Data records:
= = = =
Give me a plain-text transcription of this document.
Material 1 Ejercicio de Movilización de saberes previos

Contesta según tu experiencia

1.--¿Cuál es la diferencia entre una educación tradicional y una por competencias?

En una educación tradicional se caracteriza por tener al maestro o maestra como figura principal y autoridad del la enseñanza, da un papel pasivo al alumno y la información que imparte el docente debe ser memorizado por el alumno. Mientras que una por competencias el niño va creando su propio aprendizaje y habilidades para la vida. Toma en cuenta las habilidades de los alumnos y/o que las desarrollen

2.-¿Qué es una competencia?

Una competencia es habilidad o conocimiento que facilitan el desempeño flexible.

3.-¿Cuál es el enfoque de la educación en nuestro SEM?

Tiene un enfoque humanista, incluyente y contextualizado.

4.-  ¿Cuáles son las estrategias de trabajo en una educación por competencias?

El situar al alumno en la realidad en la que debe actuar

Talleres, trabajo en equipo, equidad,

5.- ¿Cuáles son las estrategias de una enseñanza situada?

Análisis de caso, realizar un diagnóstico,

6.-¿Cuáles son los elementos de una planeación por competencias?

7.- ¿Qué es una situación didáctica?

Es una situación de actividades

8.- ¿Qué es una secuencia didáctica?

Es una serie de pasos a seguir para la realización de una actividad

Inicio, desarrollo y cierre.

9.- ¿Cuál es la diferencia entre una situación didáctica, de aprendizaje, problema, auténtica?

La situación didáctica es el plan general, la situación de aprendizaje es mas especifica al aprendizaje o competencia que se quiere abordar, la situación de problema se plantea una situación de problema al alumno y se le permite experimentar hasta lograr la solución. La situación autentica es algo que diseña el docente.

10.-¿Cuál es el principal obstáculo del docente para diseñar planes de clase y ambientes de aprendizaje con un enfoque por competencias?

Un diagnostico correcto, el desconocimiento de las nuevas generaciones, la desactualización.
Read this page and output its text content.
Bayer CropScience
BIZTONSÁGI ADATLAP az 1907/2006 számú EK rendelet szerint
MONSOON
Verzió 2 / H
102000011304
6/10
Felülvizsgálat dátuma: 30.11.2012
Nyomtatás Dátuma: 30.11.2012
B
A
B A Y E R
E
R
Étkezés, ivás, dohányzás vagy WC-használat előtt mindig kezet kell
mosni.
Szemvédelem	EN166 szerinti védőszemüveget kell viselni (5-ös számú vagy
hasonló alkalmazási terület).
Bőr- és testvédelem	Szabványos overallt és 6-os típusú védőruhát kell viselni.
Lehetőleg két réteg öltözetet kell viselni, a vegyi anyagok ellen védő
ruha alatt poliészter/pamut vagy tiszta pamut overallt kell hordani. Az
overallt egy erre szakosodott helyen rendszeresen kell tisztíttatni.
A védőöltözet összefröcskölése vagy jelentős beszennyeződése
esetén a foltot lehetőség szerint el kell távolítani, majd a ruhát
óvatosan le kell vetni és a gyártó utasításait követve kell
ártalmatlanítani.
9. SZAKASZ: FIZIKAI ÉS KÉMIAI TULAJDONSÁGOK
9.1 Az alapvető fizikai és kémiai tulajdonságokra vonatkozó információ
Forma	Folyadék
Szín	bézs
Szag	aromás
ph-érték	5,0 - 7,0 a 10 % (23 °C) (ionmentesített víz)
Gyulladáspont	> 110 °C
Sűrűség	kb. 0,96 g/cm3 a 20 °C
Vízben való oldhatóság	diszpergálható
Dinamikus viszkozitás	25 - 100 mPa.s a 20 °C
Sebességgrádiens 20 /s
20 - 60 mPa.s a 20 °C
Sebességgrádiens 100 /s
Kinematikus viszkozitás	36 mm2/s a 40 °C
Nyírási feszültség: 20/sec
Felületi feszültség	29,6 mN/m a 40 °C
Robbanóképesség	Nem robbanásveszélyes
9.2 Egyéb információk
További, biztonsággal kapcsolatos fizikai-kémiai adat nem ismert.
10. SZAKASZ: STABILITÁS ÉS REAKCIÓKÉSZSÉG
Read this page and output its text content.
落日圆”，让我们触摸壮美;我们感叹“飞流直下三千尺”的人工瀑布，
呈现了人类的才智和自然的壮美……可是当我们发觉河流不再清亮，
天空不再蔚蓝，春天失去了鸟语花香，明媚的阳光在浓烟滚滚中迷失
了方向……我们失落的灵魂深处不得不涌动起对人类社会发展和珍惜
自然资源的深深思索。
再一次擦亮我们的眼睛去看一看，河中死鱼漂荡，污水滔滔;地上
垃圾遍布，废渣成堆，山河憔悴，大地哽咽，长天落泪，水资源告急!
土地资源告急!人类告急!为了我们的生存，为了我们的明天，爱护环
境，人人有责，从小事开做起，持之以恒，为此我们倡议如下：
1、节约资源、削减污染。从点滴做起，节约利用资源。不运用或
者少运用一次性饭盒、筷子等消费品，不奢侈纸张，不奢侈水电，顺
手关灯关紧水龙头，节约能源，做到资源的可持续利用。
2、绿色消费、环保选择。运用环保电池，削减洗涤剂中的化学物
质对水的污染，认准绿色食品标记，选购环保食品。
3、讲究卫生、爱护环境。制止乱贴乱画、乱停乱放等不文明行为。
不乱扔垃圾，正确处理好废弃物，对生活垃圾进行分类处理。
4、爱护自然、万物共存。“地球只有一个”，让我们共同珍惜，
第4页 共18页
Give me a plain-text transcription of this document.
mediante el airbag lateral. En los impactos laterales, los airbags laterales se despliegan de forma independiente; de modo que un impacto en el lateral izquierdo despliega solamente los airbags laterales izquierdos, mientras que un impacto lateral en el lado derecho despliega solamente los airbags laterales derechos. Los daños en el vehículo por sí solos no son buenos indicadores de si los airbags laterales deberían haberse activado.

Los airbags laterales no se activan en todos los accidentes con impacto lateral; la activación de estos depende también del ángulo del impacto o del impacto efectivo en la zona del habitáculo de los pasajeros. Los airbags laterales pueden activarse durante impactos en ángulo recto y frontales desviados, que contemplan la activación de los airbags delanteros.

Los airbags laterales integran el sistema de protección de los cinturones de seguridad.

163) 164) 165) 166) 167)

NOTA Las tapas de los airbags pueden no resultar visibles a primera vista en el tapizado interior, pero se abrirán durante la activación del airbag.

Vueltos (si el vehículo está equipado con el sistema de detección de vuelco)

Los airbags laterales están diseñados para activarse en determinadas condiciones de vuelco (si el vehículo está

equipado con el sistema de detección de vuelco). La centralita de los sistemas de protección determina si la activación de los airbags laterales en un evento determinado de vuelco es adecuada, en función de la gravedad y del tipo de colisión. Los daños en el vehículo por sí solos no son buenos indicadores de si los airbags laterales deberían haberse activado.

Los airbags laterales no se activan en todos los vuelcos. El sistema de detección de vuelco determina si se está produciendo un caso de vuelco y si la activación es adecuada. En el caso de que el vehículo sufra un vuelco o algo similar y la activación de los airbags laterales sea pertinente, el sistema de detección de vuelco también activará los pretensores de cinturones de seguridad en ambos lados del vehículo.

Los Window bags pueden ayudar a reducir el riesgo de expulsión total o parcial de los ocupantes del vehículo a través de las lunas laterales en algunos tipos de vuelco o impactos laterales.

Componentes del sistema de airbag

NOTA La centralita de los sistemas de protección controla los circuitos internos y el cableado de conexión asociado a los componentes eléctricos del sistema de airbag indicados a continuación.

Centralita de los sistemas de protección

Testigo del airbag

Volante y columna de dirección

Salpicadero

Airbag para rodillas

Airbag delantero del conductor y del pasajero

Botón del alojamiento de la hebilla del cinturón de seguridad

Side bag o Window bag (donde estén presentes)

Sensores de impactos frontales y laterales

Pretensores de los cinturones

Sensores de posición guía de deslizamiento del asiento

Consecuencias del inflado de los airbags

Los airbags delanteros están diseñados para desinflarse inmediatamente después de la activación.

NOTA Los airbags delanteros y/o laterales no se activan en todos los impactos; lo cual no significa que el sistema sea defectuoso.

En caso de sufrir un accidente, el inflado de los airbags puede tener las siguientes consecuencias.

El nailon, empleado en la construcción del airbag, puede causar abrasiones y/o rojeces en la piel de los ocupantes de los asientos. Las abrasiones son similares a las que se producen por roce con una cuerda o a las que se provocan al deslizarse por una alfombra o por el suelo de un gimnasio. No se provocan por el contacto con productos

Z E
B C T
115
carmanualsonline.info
= = = =
* Your instructions: Search the data for the word "overallt" and copy each line where it appears.

* Answer to the problem:
Bőr- és testvédelem	Szabványos overallt és 6-os típusú védőruhát kell viselni.
ruha alatt poliészter/pamut vagy tiszta pamut overallt kell hordani. Az
overallt egy erre szakosodott helyen rendszeresen kell tisztíttatni.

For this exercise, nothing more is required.